(Recorded data)
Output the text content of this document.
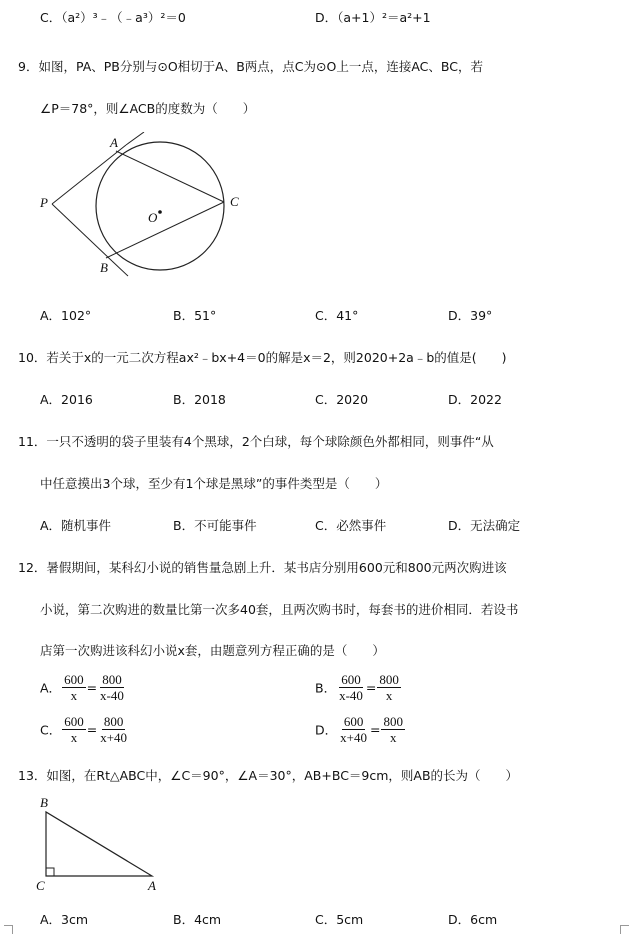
C．（a²）³﹣（﹣a³）²＝0	D．（a+1）²＝a²+1
9．如图，PA、PB分别与⊙O相切于A、B两点，点C为⊙O上一点，连接AC、BC，若
∠P＝78°，则∠ACB的度数为（　　）
A
P	C
O
B
A．102°	B．51°	C．41°	D．39°
10．若关于x的一元二次方程ax²﹣bx+4＝0的解是x＝2，则2020+2a﹣b的值是(　　)
A．2016	B．2018	C．2020	D．2022
11．一只不透明的袋子里装有4个黑球，2个白球，每个球除颜色外都相同，则事件“从
中任意摸出3个球，至少有1个球是黑球”的事件类型是（　　）
A．随机事件	B．不可能事件	C．必然事件	D．无法确定
12．暑假期间，某科幻小说的销售量急剧上升．某书店分别用600元和800元两次购进该
小说，第二次购进的数量比第一次多40套，且两次购书时，每套书的进价相同．若设书
店第一次购进该科幻小说x套，由题意列方程正确的是（　　）
A． $\frac{600}{x} = \frac{800}{x-40}$	B． $\frac{600}{x-40} = \frac{800}{x}$
C． $\frac{600}{x} = \frac{800}{x+40}$	D． $\frac{600}{x+40} = \frac{800}{x}$
13．如图，在Rt△ABC中，∠C＝90°，∠A＝30°，AB+BC＝9cm，则AB的长为（　　）
B
C	A
A．3cm	B．4cm	C．5cm	D．6cm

→ **Set exercise**
Transcribe the material exactly, and leave out whatever pictures it holds.

→ **Answer to this problem**
Output the text content of this document.
C．（a²）³﹣（﹣a³）²＝0	D．（a+1）²＝a²+1
9．如图，PA、PB分别与⊙O相切于A、B两点，点C为⊙O上一点，连接AC、BC，若
∠P＝78°，则∠ACB的度数为（　　）
A
P	C
O
B
A．102°	B．51°	C．41°	D．39°
10．若关于x的一元二次方程ax²﹣bx+4＝0的解是x＝2，则2020+2a﹣b的值是(　　)
A．2016	B．2018	C．2020	D．2022
11．一只不透明的袋子里装有4个黑球，2个白球，每个球除颜色外都相同，则事件“从
中任意摸出3个球，至少有1个球是黑球”的事件类型是（　　）
A．随机事件	B．不可能事件	C．必然事件	D．无法确定
12．暑假期间，某科幻小说的销售量急剧上升．某书店分别用600元和800元两次购进该
小说，第二次购进的数量比第一次多40套，且两次购书时，每套书的进价相同．若设书
店第一次购进该科幻小说x套，由题意列方程正确的是（　　）
A． $\frac{600}{x} = \frac{800}{x-40}$	B． $\frac{600}{x-40} = \frac{800}{x}$
C． $\frac{600}{x} = \frac{800}{x+40}$	D． $\frac{600}{x+40} = \frac{800}{x}$
13．如图，在Rt△ABC中，∠C＝90°，∠A＝30°，AB+BC＝9cm，则AB的长为（　　）
B
C	A
A．3cm	B．4cm	C．5cm	D．6cm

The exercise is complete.